▶ [Challenge]:
Reproduce each line of the listing exactly.

^^^^^^^^

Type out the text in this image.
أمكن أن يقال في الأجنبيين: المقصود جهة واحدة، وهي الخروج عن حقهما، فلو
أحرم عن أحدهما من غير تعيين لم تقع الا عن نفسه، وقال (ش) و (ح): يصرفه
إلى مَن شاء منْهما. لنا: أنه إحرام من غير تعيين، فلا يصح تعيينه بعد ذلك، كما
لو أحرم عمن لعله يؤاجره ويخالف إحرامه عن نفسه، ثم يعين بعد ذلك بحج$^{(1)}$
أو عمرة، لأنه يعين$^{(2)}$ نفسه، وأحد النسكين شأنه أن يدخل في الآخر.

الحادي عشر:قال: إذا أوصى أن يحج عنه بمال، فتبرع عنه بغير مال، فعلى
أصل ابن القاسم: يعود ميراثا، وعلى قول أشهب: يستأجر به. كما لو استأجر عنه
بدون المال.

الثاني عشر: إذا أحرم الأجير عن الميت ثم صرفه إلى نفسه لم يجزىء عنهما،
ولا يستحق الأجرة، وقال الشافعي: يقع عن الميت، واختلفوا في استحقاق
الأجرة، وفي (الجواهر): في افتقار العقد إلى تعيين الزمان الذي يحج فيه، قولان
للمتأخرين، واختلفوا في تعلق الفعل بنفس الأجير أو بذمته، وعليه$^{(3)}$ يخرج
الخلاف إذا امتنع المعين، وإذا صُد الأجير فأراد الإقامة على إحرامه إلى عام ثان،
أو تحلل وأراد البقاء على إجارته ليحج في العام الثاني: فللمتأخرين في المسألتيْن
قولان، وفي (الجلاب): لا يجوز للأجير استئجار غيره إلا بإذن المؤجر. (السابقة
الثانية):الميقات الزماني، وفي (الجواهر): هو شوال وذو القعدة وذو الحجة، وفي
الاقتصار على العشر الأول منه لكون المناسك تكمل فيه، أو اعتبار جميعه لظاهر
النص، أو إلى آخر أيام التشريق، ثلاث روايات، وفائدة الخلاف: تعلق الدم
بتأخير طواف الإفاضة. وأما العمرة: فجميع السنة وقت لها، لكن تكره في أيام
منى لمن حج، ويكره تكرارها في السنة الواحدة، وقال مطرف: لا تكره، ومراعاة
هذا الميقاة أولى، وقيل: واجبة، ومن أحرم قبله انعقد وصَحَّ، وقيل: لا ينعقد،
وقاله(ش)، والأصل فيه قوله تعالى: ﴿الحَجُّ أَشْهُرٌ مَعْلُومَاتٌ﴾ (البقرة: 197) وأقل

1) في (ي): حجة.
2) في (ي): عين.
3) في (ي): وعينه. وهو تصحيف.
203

^^^^^^^^

▶ [Answer to this problem]:
Type out the text in this image.
أمكن أن يقال في الأجنبيين: المقصود جهة واحدة، وهي الخروج عن حقهما، فلو
أحرم عن أحدهما من غير تعيين لم تقع الا عن نفسه، وقال (ش) و (ح): يصرفه
إلى مَن شاء منْهما. لنا: أنه إحرام من غير تعيين، فلا يصح تعيينه بعد ذلك، كما
لو أحرم عمن لعله يؤاجره ويخالف إحرامه عن نفسه، ثم يعين بعد ذلك بحج$^{(1)}$
أو عمرة، لأنه يعين$^{(2)}$ نفسه، وأحد النسكين شأنه أن يدخل في الآخر.

الحادي عشر:قال: إذا أوصى أن يحج عنه بمال، فتبرع عنه بغير مال، فعلى
أصل ابن القاسم: يعود ميراثا، وعلى قول أشهب: يستأجر به. كما لو استأجر عنه
بدون المال.

الثاني عشر: إذا أحرم الأجير عن الميت ثم صرفه إلى نفسه لم يجزىء عنهما،
ولا يستحق الأجرة، وقال الشافعي: يقع عن الميت، واختلفوا في استحقاق
الأجرة، وفي (الجواهر): في افتقار العقد إلى تعيين الزمان الذي يحج فيه، قولان
للمتأخرين، واختلفوا في تعلق الفعل بنفس الأجير أو بذمته، وعليه$^{(3)}$ يخرج
الخلاف إذا امتنع المعين، وإذا صُد الأجير فأراد الإقامة على إحرامه إلى عام ثان،
أو تحلل وأراد البقاء على إجارته ليحج في العام الثاني: فللمتأخرين في المسألتيْن
قولان، وفي (الجلاب): لا يجوز للأجير استئجار غيره إلا بإذن المؤجر. (السابقة
الثانية):الميقات الزماني، وفي (الجواهر): هو شوال وذو القعدة وذو الحجة، وفي
الاقتصار على العشر الأول منه لكون المناسك تكمل فيه، أو اعتبار جميعه لظاهر
النص، أو إلى آخر أيام التشريق، ثلاث روايات، وفائدة الخلاف: تعلق الدم
بتأخير طواف الإفاضة. وأما العمرة: فجميع السنة وقت لها، لكن تكره في أيام
منى لمن حج، ويكره تكرارها في السنة الواحدة، وقال مطرف: لا تكره، ومراعاة
هذا الميقاة أولى، وقيل: واجبة، ومن أحرم قبله انعقد وصَحَّ، وقيل: لا ينعقد،
وقاله(ش)، والأصل فيه قوله تعالى: ﴿الحَجُّ أَشْهُرٌ مَعْلُومَاتٌ﴾ (البقرة: 197) وأقل

1) في (ي): حجة.
2) في (ي): عين.
3) في (ي): وعينه. وهو تصحيف.
203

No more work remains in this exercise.